## PROBLEM DETAILS
Copy each line of the data below with the word "Олександр".

## RECORDS SHOWN
● ● ● ● ●
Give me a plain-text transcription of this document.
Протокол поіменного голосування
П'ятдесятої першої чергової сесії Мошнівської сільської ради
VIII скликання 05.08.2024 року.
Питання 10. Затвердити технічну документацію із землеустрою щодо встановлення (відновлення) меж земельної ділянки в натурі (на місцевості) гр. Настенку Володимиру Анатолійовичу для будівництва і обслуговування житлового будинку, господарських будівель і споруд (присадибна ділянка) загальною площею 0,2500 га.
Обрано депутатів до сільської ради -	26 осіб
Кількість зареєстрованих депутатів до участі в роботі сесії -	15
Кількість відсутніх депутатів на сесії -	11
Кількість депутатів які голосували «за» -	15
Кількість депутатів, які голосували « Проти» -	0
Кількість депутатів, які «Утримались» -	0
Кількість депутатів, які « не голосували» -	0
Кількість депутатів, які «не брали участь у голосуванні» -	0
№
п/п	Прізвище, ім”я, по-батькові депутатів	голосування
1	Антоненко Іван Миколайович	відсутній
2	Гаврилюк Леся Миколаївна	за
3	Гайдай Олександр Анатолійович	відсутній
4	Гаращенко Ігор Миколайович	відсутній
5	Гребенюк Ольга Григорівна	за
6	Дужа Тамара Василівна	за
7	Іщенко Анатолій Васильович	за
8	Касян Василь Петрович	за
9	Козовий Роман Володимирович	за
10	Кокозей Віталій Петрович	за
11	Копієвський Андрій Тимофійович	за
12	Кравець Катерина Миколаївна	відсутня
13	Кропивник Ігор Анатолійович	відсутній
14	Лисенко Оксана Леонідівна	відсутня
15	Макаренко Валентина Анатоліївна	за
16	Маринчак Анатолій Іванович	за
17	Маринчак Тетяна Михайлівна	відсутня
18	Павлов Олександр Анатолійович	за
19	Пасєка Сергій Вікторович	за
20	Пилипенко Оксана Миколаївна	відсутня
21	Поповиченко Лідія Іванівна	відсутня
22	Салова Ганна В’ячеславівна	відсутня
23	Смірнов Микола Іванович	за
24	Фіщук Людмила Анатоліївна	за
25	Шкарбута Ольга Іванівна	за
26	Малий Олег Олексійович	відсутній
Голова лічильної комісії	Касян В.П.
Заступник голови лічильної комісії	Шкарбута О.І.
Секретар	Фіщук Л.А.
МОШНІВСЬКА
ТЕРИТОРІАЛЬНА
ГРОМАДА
● ● ● ● ●
## THE COMPLETED TASK
3	Гайдай Олександр Анатолійович	відсутній
18	Павлов Олександр Анатолійович	за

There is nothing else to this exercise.